Goal
Each line holding the word "Быкъ" counts once; give the total and nothing more.

Dataset records
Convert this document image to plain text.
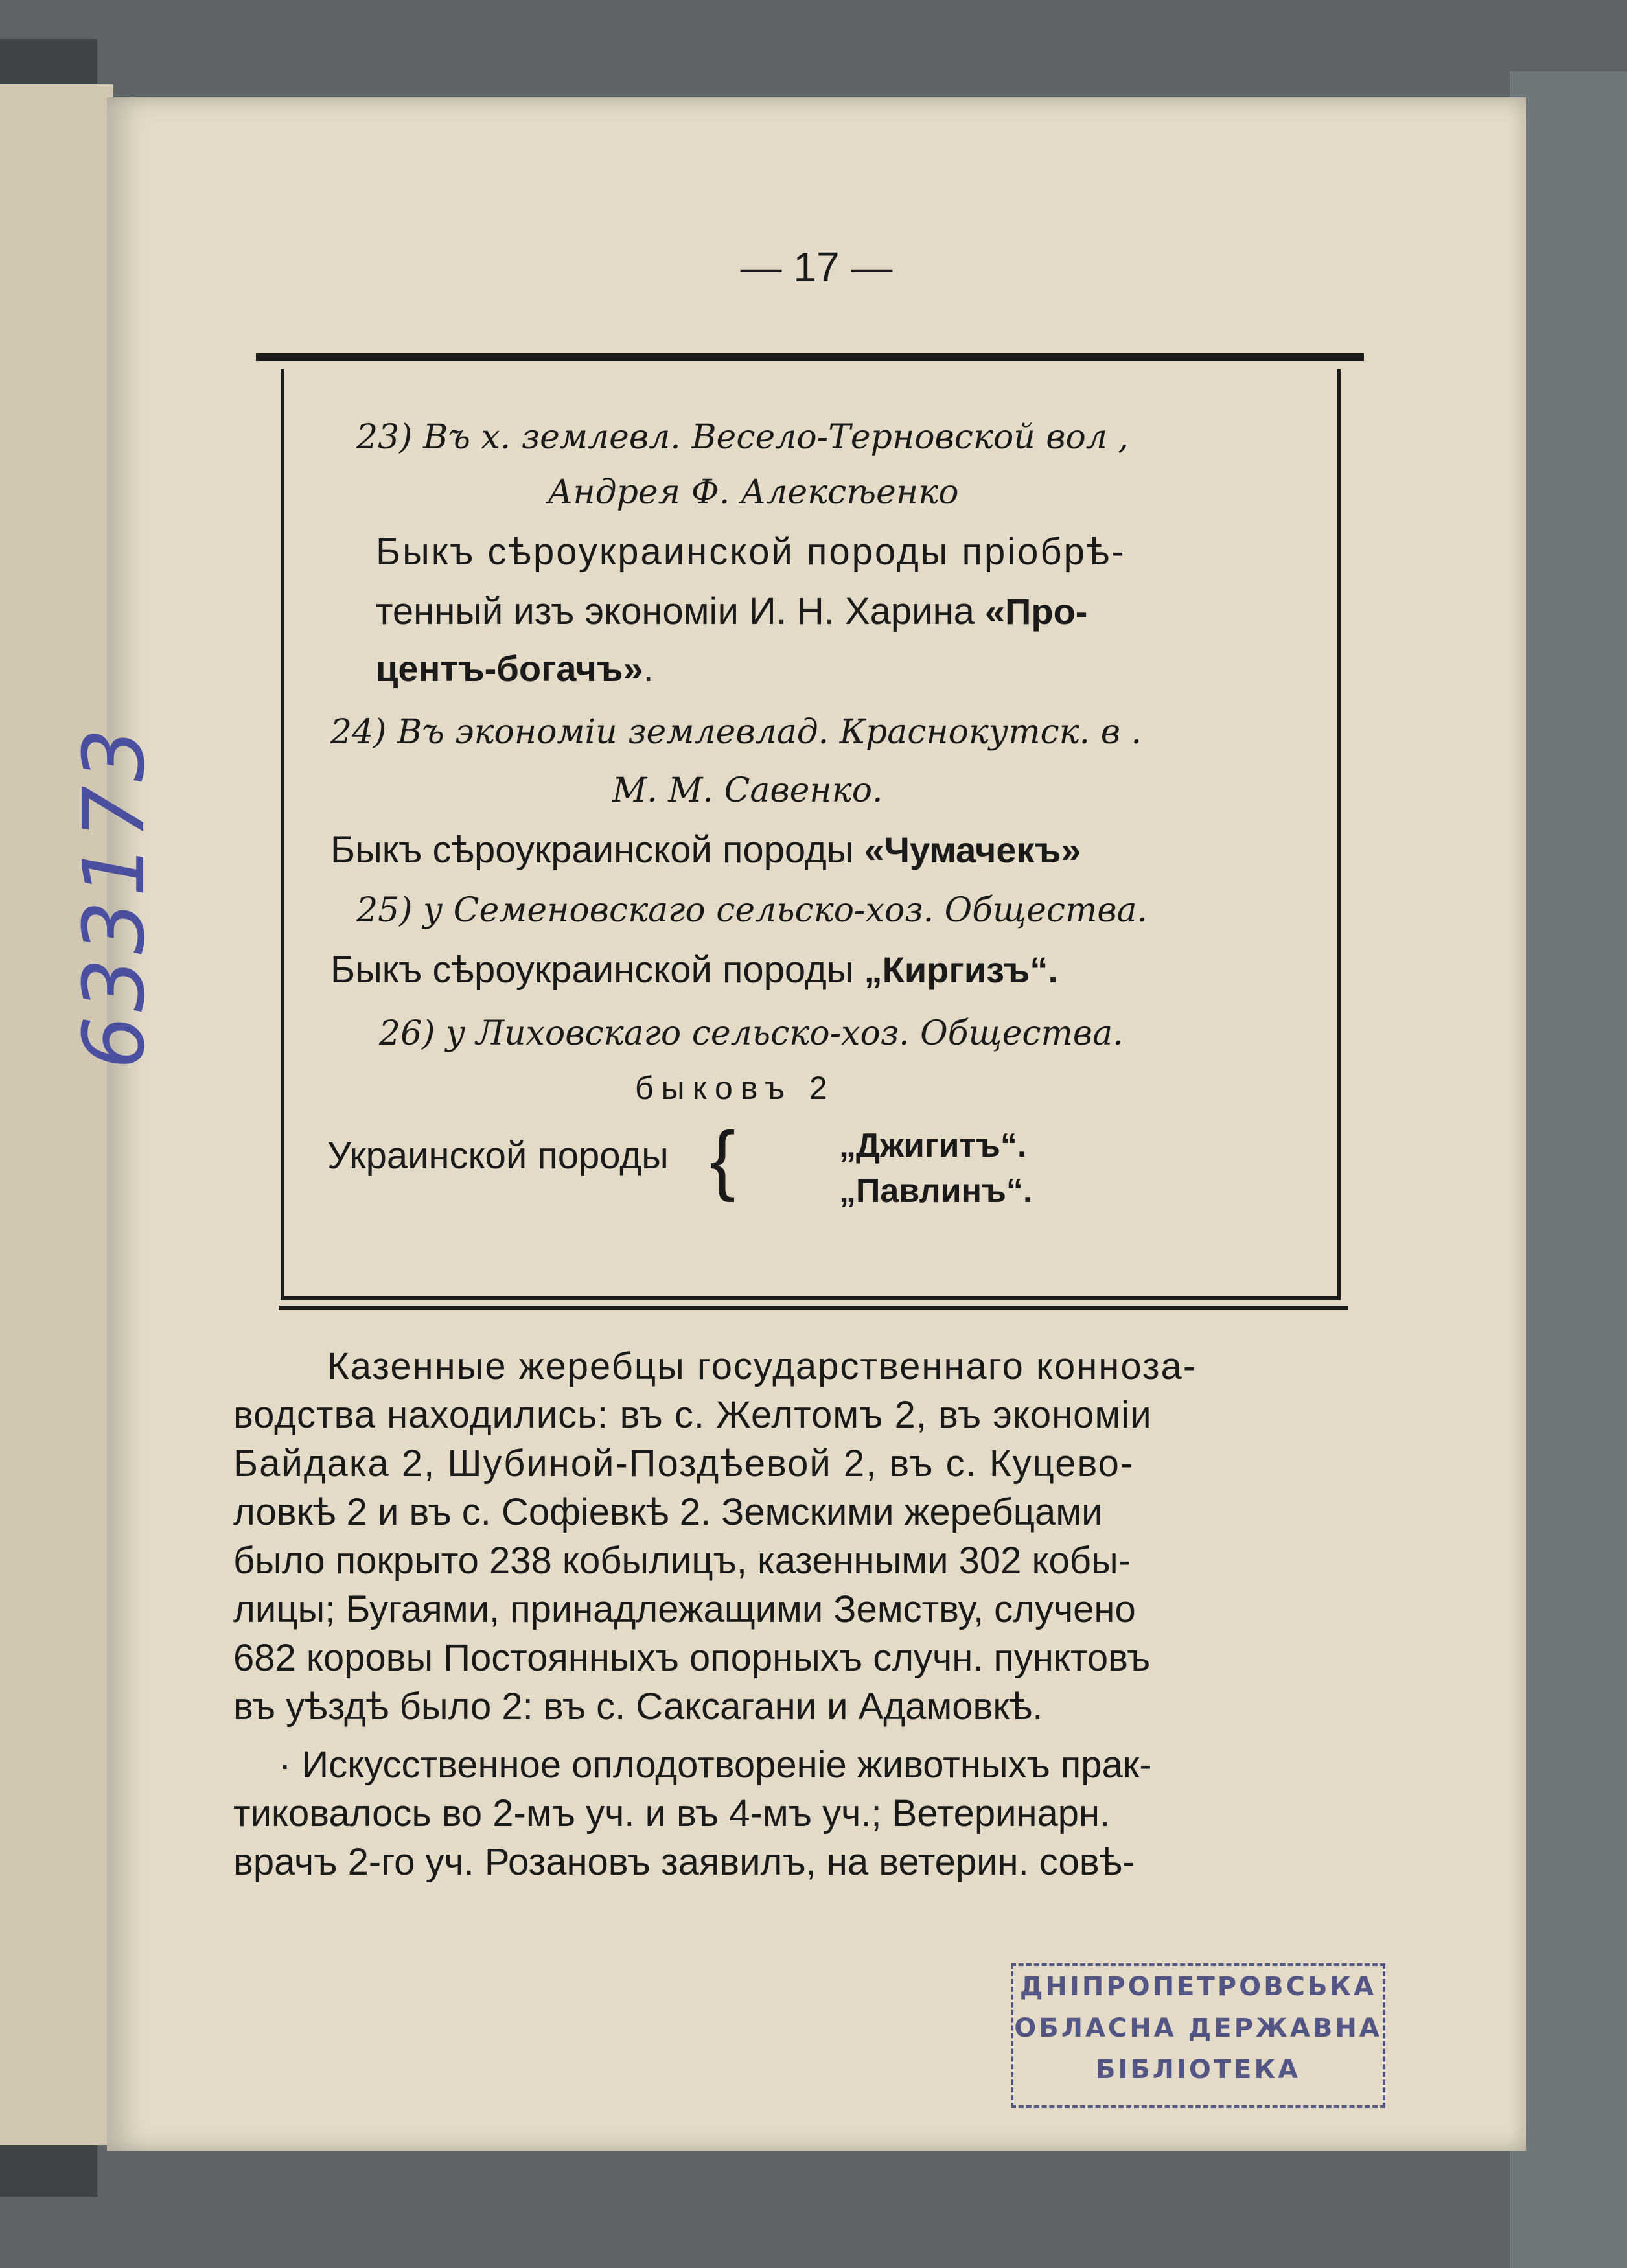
— 17 —
23) Въ х. землевл. Весело-Терновской вол ,
Андрея Ф. Алексѣенко
Быкъ сѣроукраинской породы пріобрѣ-
тенный изъ экономіи И. Н. Харина «Про-
центъ-богачъ».
24) Въ экономіи землевлад. Краснокутск. в .
М. М. Савенко.
Быкъ сѣроукраинской породы «Чумачекъ»
25) у Семеновскаго сельско-хоз. Общества.
Быкъ сѣроукраинской породы „Киргизъ“.
26) у Лиховскаго сельско-хоз. Общества.
быковъ 2
Украинской породы {	„Джигитъ“.
„Павлинъ“.
Казенные жеребцы государственнаго конноза-
водства находились: въ с. Желтомъ 2, въ экономіи
Байдака 2, Шубиной-Поздѣевой 2, въ с. Куцево-
ловкѣ 2 и въ с. Софіевкѣ 2. Земскими жеребцами
было покрыто 238 кобылицъ, казенными 302 кобы-
лицы; Бугаями, принадлежащими Земству, случено
682 коровы Постоянныхъ опорныхъ случн. пунктовъ
въ уѣздѣ было 2: въ с. Саксагани и Адамовкѣ.
· Искусственное оплодотвореніе животныхъ прак-
тиковалось во 2-мъ уч. и въ 4-мъ уч.; Ветеринарн.
врачъ 2-го уч. Розановъ заявилъ, на ветерин. совѣ-
ДНІПРОПЕТРОВСЬКА
ОБЛАСНА ДЕРЖАВНА
БІБЛІОТЕКА
633173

Solved exercise
3